- **Your task**
In the data, extract each line that holds the string "heading".

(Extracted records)
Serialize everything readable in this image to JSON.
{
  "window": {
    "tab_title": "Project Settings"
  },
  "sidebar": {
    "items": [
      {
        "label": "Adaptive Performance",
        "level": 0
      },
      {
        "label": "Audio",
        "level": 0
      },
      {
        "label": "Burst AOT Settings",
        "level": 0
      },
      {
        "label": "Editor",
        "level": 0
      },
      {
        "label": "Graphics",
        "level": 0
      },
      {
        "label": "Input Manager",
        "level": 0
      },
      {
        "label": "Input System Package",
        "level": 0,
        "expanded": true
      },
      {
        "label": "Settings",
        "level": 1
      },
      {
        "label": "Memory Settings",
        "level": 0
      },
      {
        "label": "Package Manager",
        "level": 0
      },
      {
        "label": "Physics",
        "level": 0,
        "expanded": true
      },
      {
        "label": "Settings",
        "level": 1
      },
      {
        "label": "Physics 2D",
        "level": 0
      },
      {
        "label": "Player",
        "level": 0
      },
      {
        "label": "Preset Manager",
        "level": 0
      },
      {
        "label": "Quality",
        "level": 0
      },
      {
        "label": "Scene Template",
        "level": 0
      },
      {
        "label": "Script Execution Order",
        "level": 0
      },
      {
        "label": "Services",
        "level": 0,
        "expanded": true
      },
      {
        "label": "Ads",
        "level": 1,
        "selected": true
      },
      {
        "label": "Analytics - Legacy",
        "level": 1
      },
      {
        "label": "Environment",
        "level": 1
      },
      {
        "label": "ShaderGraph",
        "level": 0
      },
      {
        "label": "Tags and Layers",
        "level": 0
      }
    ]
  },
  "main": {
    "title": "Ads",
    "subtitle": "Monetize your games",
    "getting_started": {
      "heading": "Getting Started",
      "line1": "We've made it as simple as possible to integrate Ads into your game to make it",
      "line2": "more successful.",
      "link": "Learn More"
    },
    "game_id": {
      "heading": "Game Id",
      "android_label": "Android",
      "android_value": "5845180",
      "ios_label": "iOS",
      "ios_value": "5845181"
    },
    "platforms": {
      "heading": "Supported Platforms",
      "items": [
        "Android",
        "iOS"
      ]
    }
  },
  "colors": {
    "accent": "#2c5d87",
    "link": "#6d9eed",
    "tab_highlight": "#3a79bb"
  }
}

- **Solved exercise**
      "heading": "Getting Started",
      "heading": "Game Id",
      "heading": "Supported Platforms",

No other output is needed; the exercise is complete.